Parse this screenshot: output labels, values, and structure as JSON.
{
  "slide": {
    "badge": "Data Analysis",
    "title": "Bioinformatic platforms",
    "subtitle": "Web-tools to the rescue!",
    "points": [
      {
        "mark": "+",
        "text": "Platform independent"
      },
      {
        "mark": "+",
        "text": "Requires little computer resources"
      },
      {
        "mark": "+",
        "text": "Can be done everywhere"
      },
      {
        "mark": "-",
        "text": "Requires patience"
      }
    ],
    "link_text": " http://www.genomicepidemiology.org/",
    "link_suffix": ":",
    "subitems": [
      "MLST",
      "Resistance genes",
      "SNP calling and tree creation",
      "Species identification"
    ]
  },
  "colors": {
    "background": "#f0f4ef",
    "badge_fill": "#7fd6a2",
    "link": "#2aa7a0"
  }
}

################

• [Problem to solve]
Repeat each entry exactly as it was given.

• [Output of the exercise]
Parse this screenshot: output labels, values, and structure as JSON.
{
  "slide": {
    "badge": "Data Analysis",
    "title": "Bioinformatic platforms",
    "subtitle": "Web-tools to the rescue!",
    "points": [
      {
        "mark": "+",
        "text": "Platform independent"
      },
      {
        "mark": "+",
        "text": "Requires little computer resources"
      },
      {
        "mark": "+",
        "text": "Can be done everywhere"
      },
      {
        "mark": "-",
        "text": "Requires patience"
      }
    ],
    "link_text": " http://www.genomicepidemiology.org/",
    "link_suffix": ":",
    "subitems": [
      "MLST",
      "Resistance genes",
      "SNP calling and tree creation",
      "Species identification"
    ]
  },
  "colors": {
    "background": "#f0f4ef",
    "badge_fill": "#7fd6a2",
    "link": "#2aa7a0"
  }
}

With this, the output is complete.